Look through the entries below and report how many lines hold the string "screenshot". Only the number is wanted.

EXTRACTED RECORDS:
===============

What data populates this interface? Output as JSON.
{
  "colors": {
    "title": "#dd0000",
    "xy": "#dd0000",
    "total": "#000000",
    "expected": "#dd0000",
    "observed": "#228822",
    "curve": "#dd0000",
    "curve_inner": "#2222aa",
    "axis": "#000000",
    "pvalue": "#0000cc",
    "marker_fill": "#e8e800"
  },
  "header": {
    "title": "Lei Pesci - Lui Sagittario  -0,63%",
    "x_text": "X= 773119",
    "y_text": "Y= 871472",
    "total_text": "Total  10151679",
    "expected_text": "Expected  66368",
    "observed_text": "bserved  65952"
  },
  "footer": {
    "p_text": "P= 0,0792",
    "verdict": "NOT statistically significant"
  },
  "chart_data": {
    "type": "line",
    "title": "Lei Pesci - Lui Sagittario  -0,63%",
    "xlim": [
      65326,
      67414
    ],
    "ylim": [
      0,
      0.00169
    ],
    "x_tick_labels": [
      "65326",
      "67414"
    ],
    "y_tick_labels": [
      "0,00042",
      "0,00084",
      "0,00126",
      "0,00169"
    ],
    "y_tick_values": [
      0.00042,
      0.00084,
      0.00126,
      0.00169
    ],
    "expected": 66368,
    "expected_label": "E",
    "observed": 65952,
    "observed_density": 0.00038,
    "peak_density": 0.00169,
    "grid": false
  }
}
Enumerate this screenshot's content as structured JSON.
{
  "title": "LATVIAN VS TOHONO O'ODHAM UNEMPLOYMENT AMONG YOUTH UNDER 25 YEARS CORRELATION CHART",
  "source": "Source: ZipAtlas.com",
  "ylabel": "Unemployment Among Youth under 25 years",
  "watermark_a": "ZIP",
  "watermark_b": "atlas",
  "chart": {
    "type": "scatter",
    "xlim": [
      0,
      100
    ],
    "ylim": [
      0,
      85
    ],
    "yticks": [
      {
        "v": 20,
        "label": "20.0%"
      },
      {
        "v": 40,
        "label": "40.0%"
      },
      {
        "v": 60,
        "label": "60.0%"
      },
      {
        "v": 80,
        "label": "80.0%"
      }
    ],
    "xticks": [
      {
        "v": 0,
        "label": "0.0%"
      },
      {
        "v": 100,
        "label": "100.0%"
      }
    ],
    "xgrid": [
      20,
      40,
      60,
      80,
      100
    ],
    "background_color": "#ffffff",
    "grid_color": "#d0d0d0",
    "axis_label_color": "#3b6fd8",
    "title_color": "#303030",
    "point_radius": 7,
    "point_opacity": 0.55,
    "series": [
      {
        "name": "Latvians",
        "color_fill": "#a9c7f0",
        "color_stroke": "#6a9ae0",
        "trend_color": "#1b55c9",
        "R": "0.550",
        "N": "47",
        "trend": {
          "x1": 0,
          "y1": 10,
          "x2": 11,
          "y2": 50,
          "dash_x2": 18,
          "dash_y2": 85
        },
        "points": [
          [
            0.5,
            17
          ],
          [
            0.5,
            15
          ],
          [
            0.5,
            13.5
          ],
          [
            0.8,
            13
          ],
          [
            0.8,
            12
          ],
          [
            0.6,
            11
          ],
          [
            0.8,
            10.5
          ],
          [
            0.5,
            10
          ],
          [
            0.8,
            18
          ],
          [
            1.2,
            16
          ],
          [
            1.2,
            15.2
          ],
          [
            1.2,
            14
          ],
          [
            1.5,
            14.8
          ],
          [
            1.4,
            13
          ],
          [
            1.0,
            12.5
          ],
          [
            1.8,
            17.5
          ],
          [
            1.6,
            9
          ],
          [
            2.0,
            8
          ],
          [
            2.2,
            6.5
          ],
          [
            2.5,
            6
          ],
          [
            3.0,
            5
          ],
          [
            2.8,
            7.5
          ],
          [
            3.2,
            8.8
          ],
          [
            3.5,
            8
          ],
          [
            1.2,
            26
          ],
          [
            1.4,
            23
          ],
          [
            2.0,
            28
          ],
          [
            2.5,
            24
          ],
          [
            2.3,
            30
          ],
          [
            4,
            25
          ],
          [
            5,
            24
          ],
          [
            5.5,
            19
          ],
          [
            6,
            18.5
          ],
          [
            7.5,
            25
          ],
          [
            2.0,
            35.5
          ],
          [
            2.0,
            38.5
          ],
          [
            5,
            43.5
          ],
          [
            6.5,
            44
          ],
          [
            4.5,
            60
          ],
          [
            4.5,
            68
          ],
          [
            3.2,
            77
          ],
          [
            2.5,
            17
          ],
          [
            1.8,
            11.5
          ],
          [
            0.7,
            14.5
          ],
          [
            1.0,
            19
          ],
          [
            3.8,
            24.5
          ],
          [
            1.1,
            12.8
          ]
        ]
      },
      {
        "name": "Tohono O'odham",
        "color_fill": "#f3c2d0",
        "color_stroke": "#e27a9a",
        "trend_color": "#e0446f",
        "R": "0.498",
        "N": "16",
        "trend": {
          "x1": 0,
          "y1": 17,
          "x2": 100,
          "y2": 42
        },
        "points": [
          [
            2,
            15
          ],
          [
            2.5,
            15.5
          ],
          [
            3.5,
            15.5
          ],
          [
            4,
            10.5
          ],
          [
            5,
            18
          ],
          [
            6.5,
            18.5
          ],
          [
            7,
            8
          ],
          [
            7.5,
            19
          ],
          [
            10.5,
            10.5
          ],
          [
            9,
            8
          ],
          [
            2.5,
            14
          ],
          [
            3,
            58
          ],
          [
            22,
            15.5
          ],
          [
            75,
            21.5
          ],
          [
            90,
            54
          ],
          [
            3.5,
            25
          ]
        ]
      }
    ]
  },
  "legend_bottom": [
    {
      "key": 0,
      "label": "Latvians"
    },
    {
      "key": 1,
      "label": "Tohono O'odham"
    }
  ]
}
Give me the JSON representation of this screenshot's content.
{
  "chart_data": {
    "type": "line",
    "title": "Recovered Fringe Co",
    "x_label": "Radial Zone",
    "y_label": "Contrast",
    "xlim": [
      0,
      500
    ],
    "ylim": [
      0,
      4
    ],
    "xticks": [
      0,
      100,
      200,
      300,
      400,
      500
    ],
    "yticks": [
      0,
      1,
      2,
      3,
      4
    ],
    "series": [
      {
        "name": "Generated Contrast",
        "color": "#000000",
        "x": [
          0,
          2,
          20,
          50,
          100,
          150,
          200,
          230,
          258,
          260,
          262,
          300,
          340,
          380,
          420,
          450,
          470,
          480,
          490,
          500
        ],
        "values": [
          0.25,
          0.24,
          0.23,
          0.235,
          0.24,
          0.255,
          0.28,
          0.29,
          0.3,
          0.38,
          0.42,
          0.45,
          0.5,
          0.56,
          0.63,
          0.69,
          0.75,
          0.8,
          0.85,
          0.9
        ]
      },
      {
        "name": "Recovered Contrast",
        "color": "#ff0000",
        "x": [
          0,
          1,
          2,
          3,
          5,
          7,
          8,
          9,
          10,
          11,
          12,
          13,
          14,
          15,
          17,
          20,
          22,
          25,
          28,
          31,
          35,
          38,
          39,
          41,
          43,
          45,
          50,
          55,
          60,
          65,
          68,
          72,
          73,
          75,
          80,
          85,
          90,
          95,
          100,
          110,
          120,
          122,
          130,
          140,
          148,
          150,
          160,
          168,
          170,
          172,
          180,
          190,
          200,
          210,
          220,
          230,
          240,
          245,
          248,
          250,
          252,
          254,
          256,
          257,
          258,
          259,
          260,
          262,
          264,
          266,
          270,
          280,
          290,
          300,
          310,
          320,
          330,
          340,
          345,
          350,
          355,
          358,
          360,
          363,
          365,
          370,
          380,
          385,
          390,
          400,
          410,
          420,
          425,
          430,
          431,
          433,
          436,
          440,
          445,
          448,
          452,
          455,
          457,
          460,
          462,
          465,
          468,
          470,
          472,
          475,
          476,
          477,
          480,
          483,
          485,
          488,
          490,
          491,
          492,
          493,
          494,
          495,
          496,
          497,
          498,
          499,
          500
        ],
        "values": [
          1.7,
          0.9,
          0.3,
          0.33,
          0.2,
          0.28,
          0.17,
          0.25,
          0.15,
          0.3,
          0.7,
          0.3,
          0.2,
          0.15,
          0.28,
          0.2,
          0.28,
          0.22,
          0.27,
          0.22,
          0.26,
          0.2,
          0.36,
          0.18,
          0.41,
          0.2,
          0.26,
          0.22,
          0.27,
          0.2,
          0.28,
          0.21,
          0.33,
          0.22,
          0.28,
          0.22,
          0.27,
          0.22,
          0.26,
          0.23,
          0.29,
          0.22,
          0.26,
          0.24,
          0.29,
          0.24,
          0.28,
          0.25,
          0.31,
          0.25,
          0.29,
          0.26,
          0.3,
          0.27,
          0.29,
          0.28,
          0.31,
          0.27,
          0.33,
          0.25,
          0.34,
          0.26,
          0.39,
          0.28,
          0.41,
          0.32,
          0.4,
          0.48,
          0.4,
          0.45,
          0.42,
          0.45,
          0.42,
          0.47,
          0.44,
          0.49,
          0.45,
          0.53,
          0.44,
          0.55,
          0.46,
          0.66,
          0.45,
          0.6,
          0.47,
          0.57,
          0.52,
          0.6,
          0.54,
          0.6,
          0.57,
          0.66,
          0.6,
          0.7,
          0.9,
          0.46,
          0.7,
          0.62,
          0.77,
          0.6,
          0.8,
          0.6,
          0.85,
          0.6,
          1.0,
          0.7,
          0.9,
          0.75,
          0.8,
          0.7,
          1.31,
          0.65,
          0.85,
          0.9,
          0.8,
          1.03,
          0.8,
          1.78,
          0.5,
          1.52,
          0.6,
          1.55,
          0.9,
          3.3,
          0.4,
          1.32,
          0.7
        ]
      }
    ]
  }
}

===============

OUTPUT FOR THIS EXERCISE:
2